#### PROBLEM STATEMENT
Below is a block of records; repeat all of them exactly.

#### RECORDS FOR THIS EXERCISE
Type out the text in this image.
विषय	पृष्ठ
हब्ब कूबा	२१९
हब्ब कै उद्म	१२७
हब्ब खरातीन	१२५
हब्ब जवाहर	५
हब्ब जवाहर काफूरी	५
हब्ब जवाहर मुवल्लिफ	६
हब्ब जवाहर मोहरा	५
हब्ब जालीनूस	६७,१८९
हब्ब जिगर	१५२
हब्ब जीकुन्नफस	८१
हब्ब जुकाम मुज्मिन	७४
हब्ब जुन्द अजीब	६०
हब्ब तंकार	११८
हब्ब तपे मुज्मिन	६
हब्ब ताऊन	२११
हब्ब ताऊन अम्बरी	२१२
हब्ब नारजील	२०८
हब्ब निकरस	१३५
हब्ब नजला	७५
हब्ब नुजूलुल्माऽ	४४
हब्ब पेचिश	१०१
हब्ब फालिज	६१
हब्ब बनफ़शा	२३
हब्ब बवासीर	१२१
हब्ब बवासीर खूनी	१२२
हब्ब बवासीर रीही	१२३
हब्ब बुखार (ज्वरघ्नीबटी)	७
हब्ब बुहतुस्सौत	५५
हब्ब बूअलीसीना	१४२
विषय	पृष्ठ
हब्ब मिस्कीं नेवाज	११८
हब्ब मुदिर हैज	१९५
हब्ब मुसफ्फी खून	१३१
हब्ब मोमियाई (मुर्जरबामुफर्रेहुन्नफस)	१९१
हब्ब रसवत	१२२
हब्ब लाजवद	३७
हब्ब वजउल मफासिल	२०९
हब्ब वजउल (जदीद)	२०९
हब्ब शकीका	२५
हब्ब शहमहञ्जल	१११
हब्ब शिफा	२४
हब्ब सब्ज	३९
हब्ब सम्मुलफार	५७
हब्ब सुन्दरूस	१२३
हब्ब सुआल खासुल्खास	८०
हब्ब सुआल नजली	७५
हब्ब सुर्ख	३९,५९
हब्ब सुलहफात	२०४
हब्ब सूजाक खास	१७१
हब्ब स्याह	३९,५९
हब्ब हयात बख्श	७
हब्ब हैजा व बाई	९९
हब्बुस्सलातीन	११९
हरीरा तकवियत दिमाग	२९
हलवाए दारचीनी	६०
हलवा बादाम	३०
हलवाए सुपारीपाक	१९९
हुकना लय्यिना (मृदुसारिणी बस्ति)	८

#### ANSWER TO THE PROBLEM
Type out the text in this image.
विषय	पृष्ठ
हब्ब कूबा	२१९
हब्ब कै उद्म	१२७
हब्ब खरातीन	१२५
हब्ब जवाहर	५
हब्ब जवाहर काफूरी	५
हब्ब जवाहर मुवल्लिफ	६
हब्ब जवाहर मोहरा	५
हब्ब जालीनूस	६७,१८९
हब्ब जिगर	१५२
हब्ब जीकुन्नफस	८१
हब्ब जुकाम मुज्मिन	७४
हब्ब जुन्द अजीब	६०
हब्ब तंकार	११८
हब्ब तपे मुज्मिन	६
हब्ब ताऊन	२११
हब्ब ताऊन अम्बरी	२१२
हब्ब नारजील	२०८
हब्ब निकरस	१३५
हब्ब नजला	७५
हब्ब नुजूलुल्माऽ	४४
हब्ब पेचिश	१०१
हब्ब फालिज	६१
हब्ब बनफ़शा	२३
हब्ब बवासीर	१२१
हब्ब बवासीर खूनी	१२२
हब्ब बवासीर रीही	१२३
हब्ब बुखार (ज्वरघ्नीबटी)	७
हब्ब बुहतुस्सौत	५५
हब्ब बूअलीसीना	१४२
विषय	पृष्ठ
हब्ब मिस्कीं नेवाज	११८
हब्ब मुदिर हैज	१९५
हब्ब मुसफ्फी खून	१३१
हब्ब मोमियाई (मुर्जरबामुफर्रेहुन्नफस)	१९१
हब्ब रसवत	१२२
हब्ब लाजवद	३७
हब्ब वजउल मफासिल	२०९
हब्ब वजउल (जदीद)	२०९
हब्ब शकीका	२५
हब्ब शहमहञ्जल	१११
हब्ब शिफा	२४
हब्ब सब्ज	३९
हब्ब सम्मुलफार	५७
हब्ब सुन्दरूस	१२३
हब्ब सुआल खासुल्खास	८०
हब्ब सुआल नजली	७५
हब्ब सुर्ख	३९,५९
हब्ब सुलहफात	२०४
हब्ब सूजाक खास	१७१
हब्ब स्याह	३९,५९
हब्ब हयात बख्श	७
हब्ब हैजा व बाई	९९
हब्बुस्सलातीन	११९
हरीरा तकवियत दिमाग	२९
हलवाए दारचीनी	६०
हलवा बादाम	३०
हलवाए सुपारीपाक	१९९
हुकना लय्यिना (मृदुसारिणी बस्ति)	८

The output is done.